WORK REQUIRED -
State how many lines of the entries below hold the word "icon"; reply with nothing but the number.

RECORDS FOR THE TASK -
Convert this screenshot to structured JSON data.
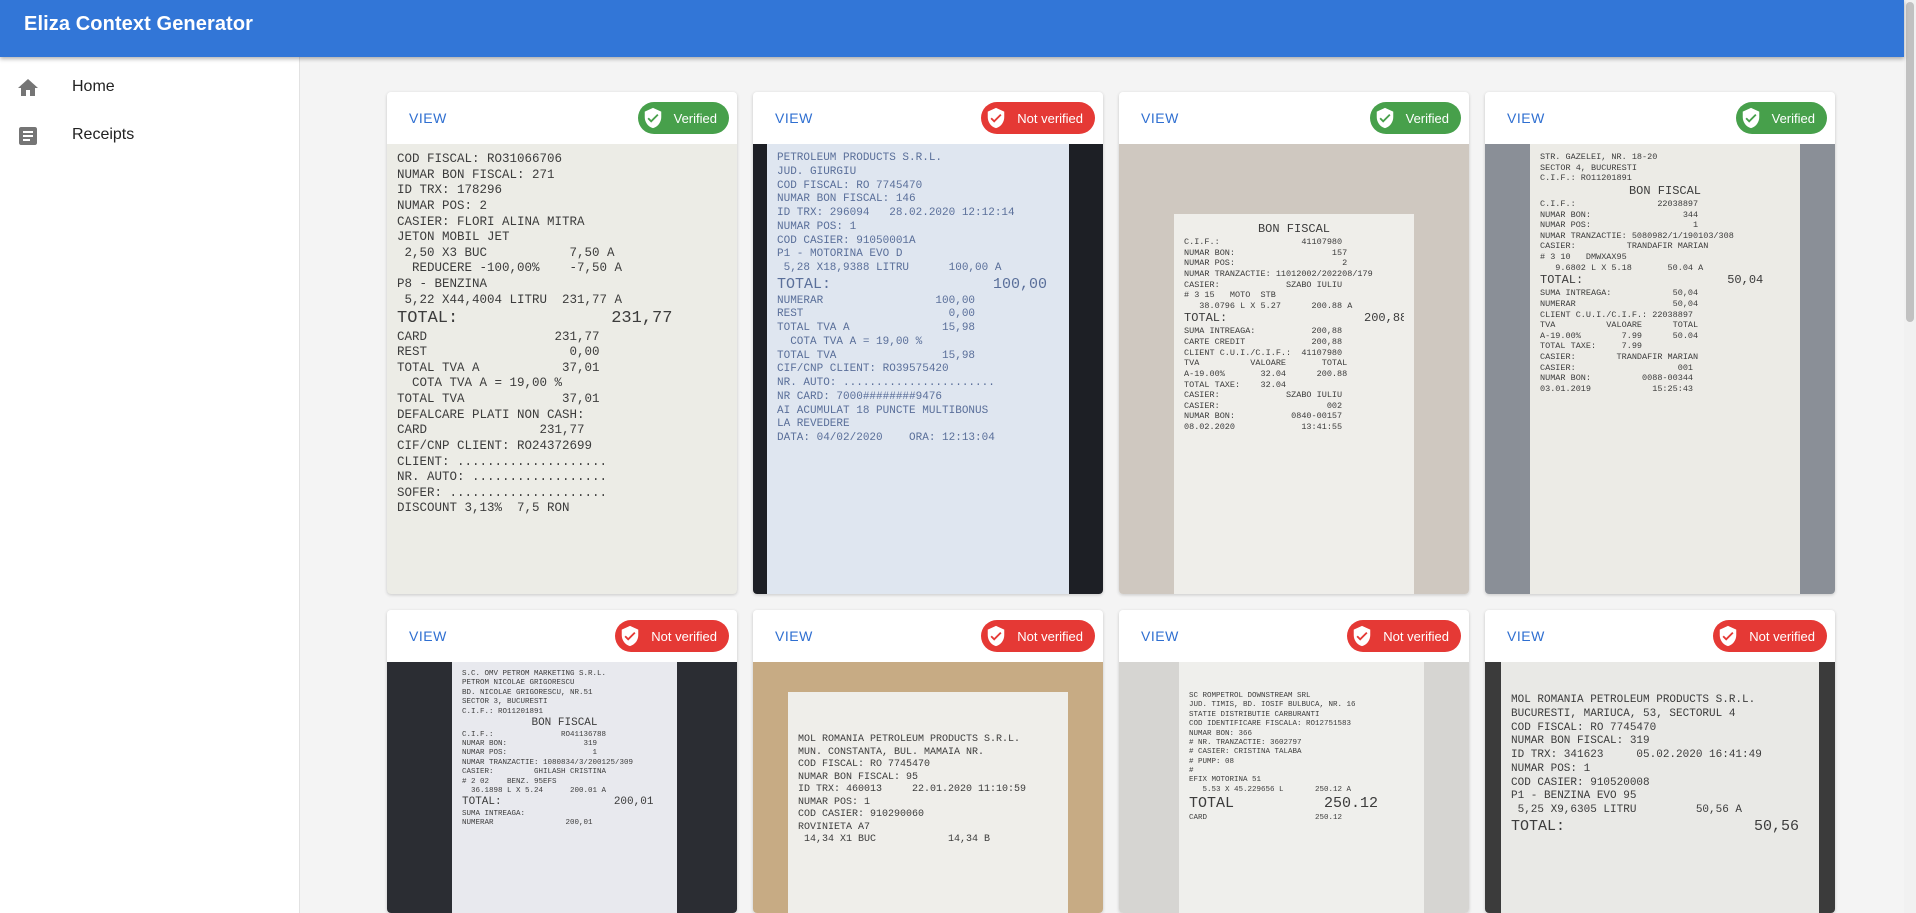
{
  "app": {
    "title": "Eliza Context Generator"
  },
  "nav": [
    {
      "label": "Home",
      "icon": "home-icon"
    },
    {
      "label": "Receipts",
      "icon": "receipt-list-icon"
    }
  ],
  "colors": {
    "appbar": "#3276d7",
    "verified": "#47a04b",
    "not_verified": "#e53935",
    "link": "#2f6fd1"
  },
  "cards": [
    {
      "view_label": "VIEW",
      "status": "Verified",
      "verified": true,
      "receipt_lines": [
        "COD FISCAL: RO31066706",
        "NUMAR BON FISCAL: 271",
        "ID TRX: 178296",
        "NUMAR POS: 2",
        "CASIER: FLORI ALINA MITRA",
        "JETON MOBIL JET",
        " 2,50 X3 BUC           7,50 A",
        "  REDUCERE -100,00%    -7,50 A",
        "P8 - BENZINA",
        " 5,22 X44,4004 LITRU  231,77 A",
        "TOTAL:               231,77",
        "CARD                 231,77",
        "REST                   0,00",
        "TOTAL TVA A           37,01",
        "  COTA TVA A = 19,00 %",
        "TOTAL TVA             37,01",
        "DEFALCARE PLATI NON CASH:",
        "CARD               231,77",
        "CIF/CNP CLIENT: RO24372699",
        "CLIENT: ....................",
        "NR. AUTO: ..................",
        "SOFER: .....................",
        "DISCOUNT 3,13%  7,5 RON"
      ]
    },
    {
      "view_label": "VIEW",
      "status": "Not verified",
      "verified": false,
      "receipt_lines": [
        "PETROLEUM PRODUCTS S.R.L.",
        "JUD. GIURGIU",
        "COD FISCAL: RO 7745470",
        "NUMAR BON FISCAL: 146",
        "ID TRX: 296094   28.02.2020 12:12:14",
        "NUMAR POS: 1",
        "COD CASIER: 91050001A",
        "P1 - MOTORINA EVO D",
        " 5,28 X18,9388 LITRU      100,00 A",
        "TOTAL:                  100,00",
        "NUMERAR                 100,00",
        "REST                      0,00",
        "TOTAL TVA A              15,98",
        "  COTA TVA A = 19,00 %",
        "TOTAL TVA                15,98",
        "CIF/CNP CLIENT: RO39575420",
        "NR. AUTO: .......................",
        "NR CARD: 7000########9476",
        "AI ACUMULAT 18 PUNCTE MULTIBONUS",
        "LA REVEDERE",
        "DATA: 04/02/2020    ORA: 12:13:04"
      ]
    },
    {
      "view_label": "VIEW",
      "status": "Verified",
      "verified": true,
      "receipt_lines": [
        "BON FISCAL",
        "C.I.F.:                41107980",
        "NUMAR BON:                   157",
        "NUMAR POS:                     2",
        "NUMAR TRANZACTIE: 11012002/202208/179",
        "CASIER:             SZABO IULIU",
        "",
        "# 3 15   MOTO  STB",
        "   38.0796 L X 5.27      200.88 A",
        "TOTAL:                   200,88",
        "SUMA INTREAGA:           200,88",
        "CARTE CREDIT             200,88",
        "CLIENT C.U.I./C.I.F.:  41107980",
        "TVA          VALOARE       TOTAL",
        "A-19.00%       32.04      200.88",
        "TOTAL TAXE:    32.04",
        "CASIER:             SZABO IULIU",
        "CASIER:                     002",
        "NUMAR BON:           0840-00157",
        "08.02.2020             13:41:55"
      ]
    },
    {
      "view_label": "VIEW",
      "status": "Verified",
      "verified": true,
      "receipt_lines": [
        "STR. GAZELEI, NR. 18-20",
        "SECTOR 4, BUCURESTI",
        "C.I.F.: RO11201891",
        "BON FISCAL",
        "C.I.F.:                22038897",
        "NUMAR BON:                  344",
        "NUMAR POS:                    1",
        "NUMAR TRANZACTIE: 5080982/1/190103/308",
        "CASIER:          TRANDAFIR MARIAN",
        "",
        "# 3 10   DMWXAX95",
        "   9.6802 L X 5.18       50.04 A",
        "TOTAL:                    50,04",
        "SUMA INTREAGA:            50,04",
        "NUMERAR                   50,04",
        "CLIENT C.U.I./C.I.F.: 22038897",
        "TVA          VALOARE      TOTAL",
        "A-19.00%        7.99      50.04",
        "TOTAL TAXE:     7.99",
        "CASIER:        TRANDAFIR MARIAN",
        "CASIER:                    001",
        "NUMAR BON:          0088-00344",
        "03.01.2019            15:25:43"
      ]
    },
    {
      "view_label": "VIEW",
      "status": "Not verified",
      "verified": false,
      "receipt_lines": [
        "S.C. OMV PETROM MARKETING S.R.L.",
        "PETROM NICOLAE GRIGORESCU",
        "BD. NICOLAE GRIGORESCU, NR.51",
        "SECTOR 3, BUCURESTI",
        "C.I.F.: RO11201891",
        "BON FISCAL",
        "C.I.F.:               RO41136788",
        "NUMAR BON:                 319",
        "NUMAR POS:                   1",
        "NUMAR TRANZACTIE: 1080834/3/200125/309",
        "CASIER:         GHILASH CRISTINA",
        "# 2 02    BENZ. 95EFS",
        "  36.1898 L X 5.24      200.01 A",
        "TOTAL:                 200,01",
        "SUMA INTREAGA:",
        "NUMERAR                200,01"
      ]
    },
    {
      "view_label": "VIEW",
      "status": "Not verified",
      "verified": false,
      "receipt_lines": [
        "MOL ROMANIA PETROLEUM PRODUCTS S.R.L.",
        "MUN. CONSTANTA, BUL. MAMAIA NR.",
        "COD FISCAL: RO 7745470",
        "",
        "NUMAR BON FISCAL: 95",
        "ID TRX: 460013     22.01.2020 11:10:59",
        "NUMAR POS: 1",
        "COD CASIER: 910290060",
        "ROVINIETA A7",
        " 14,34 X1 BUC            14,34 B"
      ]
    },
    {
      "view_label": "VIEW",
      "status": "Not verified",
      "verified": false,
      "receipt_lines": [
        "SC ROMPETROL DOWNSTREAM SRL",
        "JUD. TIMIS, BD. IOSIF BULBUCA, NR. 16",
        "STATIE DISTRIBUTIE CARBURANTI",
        "COD IDENTIFICARE FISCALA: RO12751583",
        "",
        "NUMAR BON: 366",
        "",
        "# NR. TRANZACTIE: 3602797",
        "# CASIER: CRISTINA TALABA",
        "# PUMP: 08",
        "#",
        "EFIX MOTORINA 51",
        "   5.53 X 45.229656 L       250.12 A",
        "",
        "TOTAL          250.12",
        "CARD                        250.12"
      ]
    },
    {
      "view_label": "VIEW",
      "status": "Not verified",
      "verified": false,
      "receipt_lines": [
        "MOL ROMANIA PETROLEUM PRODUCTS S.R.L.",
        "BUCURESTI, MARIUCA, 53, SECTORUL 4",
        "COD FISCAL: RO 7745470",
        "",
        "NUMAR BON FISCAL: 319",
        "ID TRX: 341623     05.02.2020 16:41:49",
        "NUMAR POS: 1",
        "COD CASIER: 910520008",
        "P1 - BENZINA EVO 95",
        " 5,25 X9,6305 LITRU         50,56 A",
        "",
        "TOTAL:                     50,56"
      ]
    }
  ]
}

EXERCISE RESULT -
2